Your task:
Write out the data below exactly as given, without any of its pictures.

Extracted information:
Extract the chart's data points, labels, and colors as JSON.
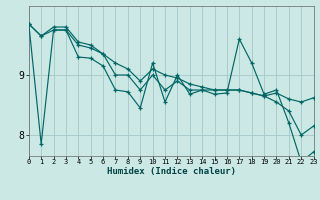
{
  "title": "",
  "xlabel": "Humidex (Indice chaleur)",
  "ylabel": "",
  "background_color": "#cce8e4",
  "grid_color": "#aacccc",
  "line_color": "#006666",
  "xlim": [
    0,
    23
  ],
  "ylim": [
    7.65,
    10.15
  ],
  "yticks": [
    8,
    9
  ],
  "ytick_labels": [
    "8",
    "9"
  ],
  "xticks": [
    0,
    1,
    2,
    3,
    4,
    5,
    6,
    7,
    8,
    9,
    10,
    11,
    12,
    13,
    14,
    15,
    16,
    17,
    18,
    19,
    20,
    21,
    22,
    23
  ],
  "series": [
    [
      9.85,
      7.85,
      9.75,
      9.75,
      9.3,
      9.28,
      9.15,
      8.75,
      8.72,
      8.45,
      9.2,
      8.55,
      9.0,
      8.68,
      8.75,
      8.68,
      8.7,
      9.6,
      9.2,
      8.68,
      8.75,
      8.2,
      7.55,
      7.72
    ],
    [
      9.85,
      9.65,
      9.75,
      9.75,
      9.5,
      9.45,
      9.35,
      9.0,
      9.0,
      8.75,
      9.0,
      8.75,
      8.9,
      8.75,
      8.75,
      8.75,
      8.75,
      8.75,
      8.7,
      8.65,
      8.7,
      8.6,
      8.55,
      8.62
    ],
    [
      9.85,
      9.65,
      9.8,
      9.8,
      9.55,
      9.5,
      9.35,
      9.2,
      9.1,
      8.9,
      9.1,
      9.0,
      8.95,
      8.85,
      8.8,
      8.75,
      8.75,
      8.75,
      8.7,
      8.65,
      8.55,
      8.4,
      8.0,
      8.15
    ]
  ]
}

Output of the exercise:
Extract the chart's data points, labels, and colors as JSON.
{
  "title": "",
  "xlabel": "Humidex (Indice chaleur)",
  "ylabel": "",
  "background_color": "#cce8e4",
  "grid_color": "#aacccc",
  "line_color": "#006666",
  "xlim": [
    0,
    23
  ],
  "ylim": [
    7.65,
    10.15
  ],
  "yticks": [
    8,
    9
  ],
  "ytick_labels": [
    "8",
    "9"
  ],
  "xticks": [
    0,
    1,
    2,
    3,
    4,
    5,
    6,
    7,
    8,
    9,
    10,
    11,
    12,
    13,
    14,
    15,
    16,
    17,
    18,
    19,
    20,
    21,
    22,
    23
  ],
  "series": [
    [
      9.85,
      7.85,
      9.75,
      9.75,
      9.3,
      9.28,
      9.15,
      8.75,
      8.72,
      8.45,
      9.2,
      8.55,
      9.0,
      8.68,
      8.75,
      8.68,
      8.7,
      9.6,
      9.2,
      8.68,
      8.75,
      8.2,
      7.55,
      7.72
    ],
    [
      9.85,
      9.65,
      9.75,
      9.75,
      9.5,
      9.45,
      9.35,
      9.0,
      9.0,
      8.75,
      9.0,
      8.75,
      8.9,
      8.75,
      8.75,
      8.75,
      8.75,
      8.75,
      8.7,
      8.65,
      8.7,
      8.6,
      8.55,
      8.62
    ],
    [
      9.85,
      9.65,
      9.8,
      9.8,
      9.55,
      9.5,
      9.35,
      9.2,
      9.1,
      8.9,
      9.1,
      9.0,
      8.95,
      8.85,
      8.8,
      8.75,
      8.75,
      8.75,
      8.7,
      8.65,
      8.55,
      8.4,
      8.0,
      8.15
    ]
  ]
}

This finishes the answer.